SOURCE MATERIAL
_____

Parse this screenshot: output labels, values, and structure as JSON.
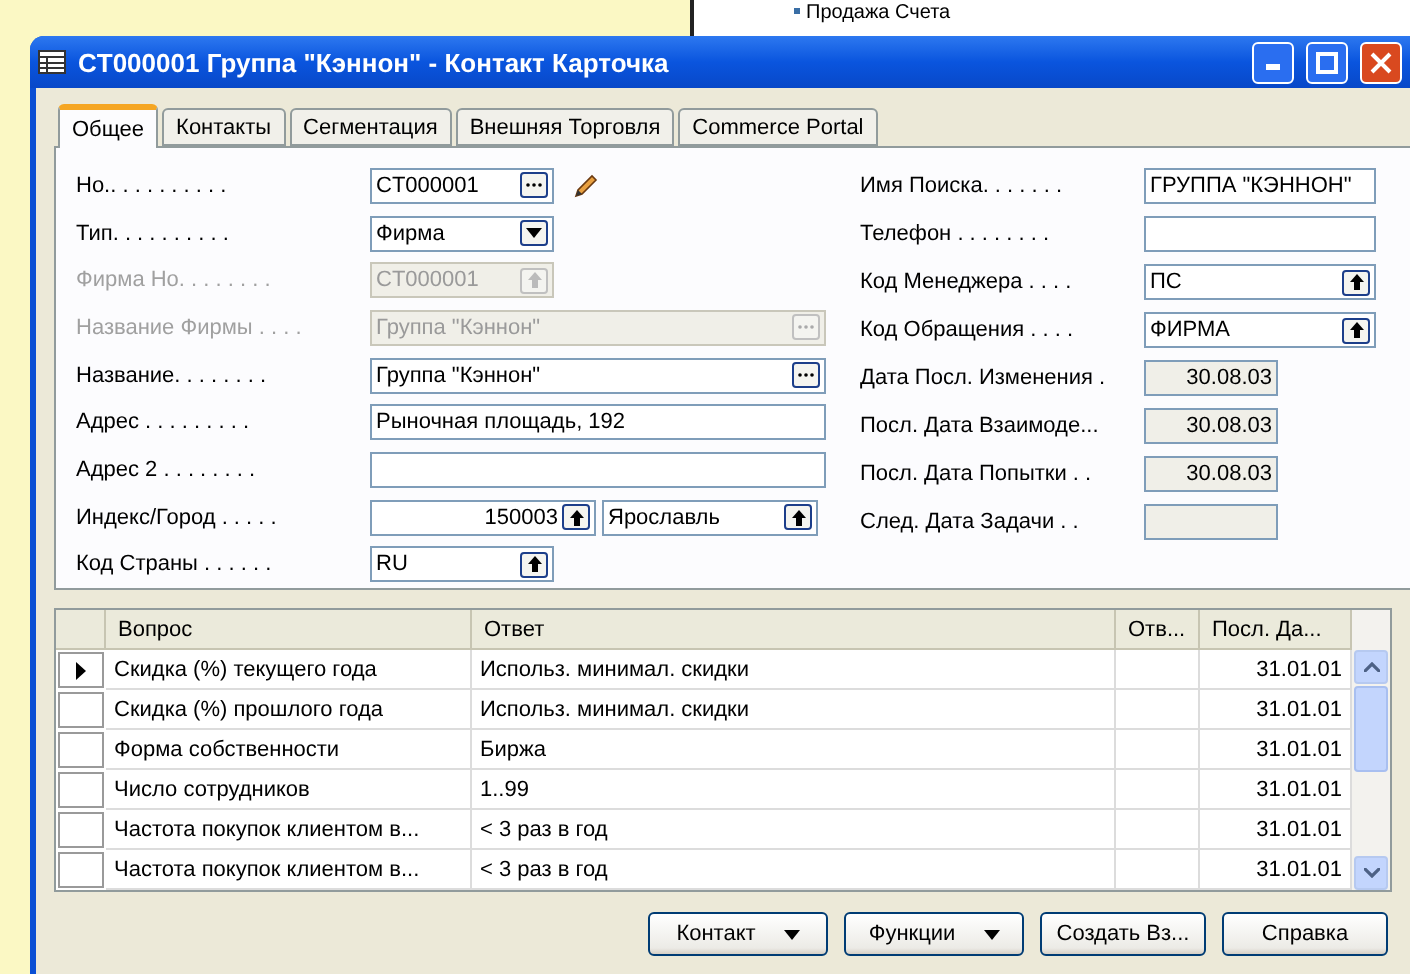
{
  "background_window": {
    "item": "Продажа Счета"
  },
  "window": {
    "title": "CT000001 Группа \"Кэннон\" - Контакт Карточка"
  },
  "tabs": [
    {
      "label": "Общее",
      "selected": true
    },
    {
      "label": "Контакты",
      "selected": false
    },
    {
      "label": "Сегментация",
      "selected": false
    },
    {
      "label": "Внешняя Торговля",
      "selected": false
    },
    {
      "label": "Commerce Portal",
      "selected": false
    }
  ],
  "left_fields": [
    {
      "label": "Но.. . . . . . . . . .",
      "value": "CT000001",
      "kind": "ellipsis",
      "wide": false,
      "disabled": false,
      "edit_icon": true
    },
    {
      "label": "Тип. . . . . . . . . .",
      "value": "Фирма",
      "kind": "dropdown",
      "wide": false,
      "disabled": false
    },
    {
      "label": "Фирма Но. . . . . . . .",
      "value": "CT000001",
      "kind": "lookup",
      "wide": false,
      "disabled": true
    },
    {
      "label": "Название Фирмы . . . .",
      "value": "Группа \"Кэннон\"",
      "kind": "ellipsis",
      "wide": true,
      "disabled": true
    },
    {
      "label": "Название. . . . . . . .",
      "value": "Группа \"Кэннон\"",
      "kind": "ellipsis",
      "wide": true,
      "disabled": false
    },
    {
      "label": "Адрес . . . . . . . . .",
      "value": "Рыночная площадь, 192",
      "kind": "text",
      "wide": true,
      "disabled": false
    },
    {
      "label": "Адрес 2 . . . . . . . .",
      "kind": "text",
      "wide": true,
      "disabled": false
    },
    {
      "label": "Индекс/Город . . . . .",
      "value": "150003",
      "city": "Ярославль",
      "kind": "postcode",
      "disabled": false
    },
    {
      "label": "Код Страны . . . . . .",
      "value": "RU",
      "kind": "lookup",
      "wide": false,
      "disabled": false
    }
  ],
  "right_fields": [
    {
      "label": "Имя Поиска. . . . . . .",
      "value": "ГРУППА \"КЭННОН\"",
      "kind": "text"
    },
    {
      "label": "Телефон . . . . . . . .",
      "kind": "text"
    },
    {
      "label": "Код Менеджера . . . .",
      "value": "ПС",
      "kind": "lookup"
    },
    {
      "label": "Код Обращения . . . .",
      "value": "ФИРМА",
      "kind": "lookup"
    },
    {
      "label": "Дата Посл. Изменения .",
      "value": "30.08.03",
      "kind": "readonly"
    },
    {
      "label": "Посл. Дата Взаимоде...",
      "value": "30.08.03",
      "kind": "readonly"
    },
    {
      "label": "Посл. Дата Попытки . .",
      "value": "30.08.03",
      "kind": "readonly"
    },
    {
      "label": "След. Дата Задачи . .",
      "kind": "readonly"
    }
  ],
  "table": {
    "columns": [
      "Вопрос",
      "Ответ",
      "Отв...",
      "Посл. Да..."
    ],
    "rows": [
      {
        "selected": true,
        "cells": [
          "Скидка (%) текущего года",
          "Использ. минимал. скидки",
          "",
          "31.01.01"
        ]
      },
      {
        "selected": false,
        "cells": [
          "Скидка (%) прошлого года",
          "Использ. минимал. скидки",
          "",
          "31.01.01"
        ]
      },
      {
        "selected": false,
        "cells": [
          "Форма собственности",
          "Биржа",
          "",
          "31.01.01"
        ]
      },
      {
        "selected": false,
        "cells": [
          "Число сотрудников",
          "1..99",
          "",
          "31.01.01"
        ]
      },
      {
        "selected": false,
        "cells": [
          "Частота покупок клиентом в...",
          "< 3 раз в год",
          "",
          "31.01.01"
        ]
      },
      {
        "selected": false,
        "cells": [
          "Частота покупок клиентом в...",
          "< 3 раз в год",
          "",
          "31.01.01"
        ]
      }
    ]
  },
  "buttons": [
    {
      "label": "Контакт",
      "kind": "menu"
    },
    {
      "label": "Функции",
      "kind": "menu"
    },
    {
      "label": "Создать Вз...",
      "kind": "plain"
    },
    {
      "label": "Справка",
      "kind": "plain"
    }
  ]
}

_____

Each line that has the word "года" should be copied.

ANSWER TO THE PROBLEM
          "Скидка (%) текущего года",
          "Скидка (%) прошлого года",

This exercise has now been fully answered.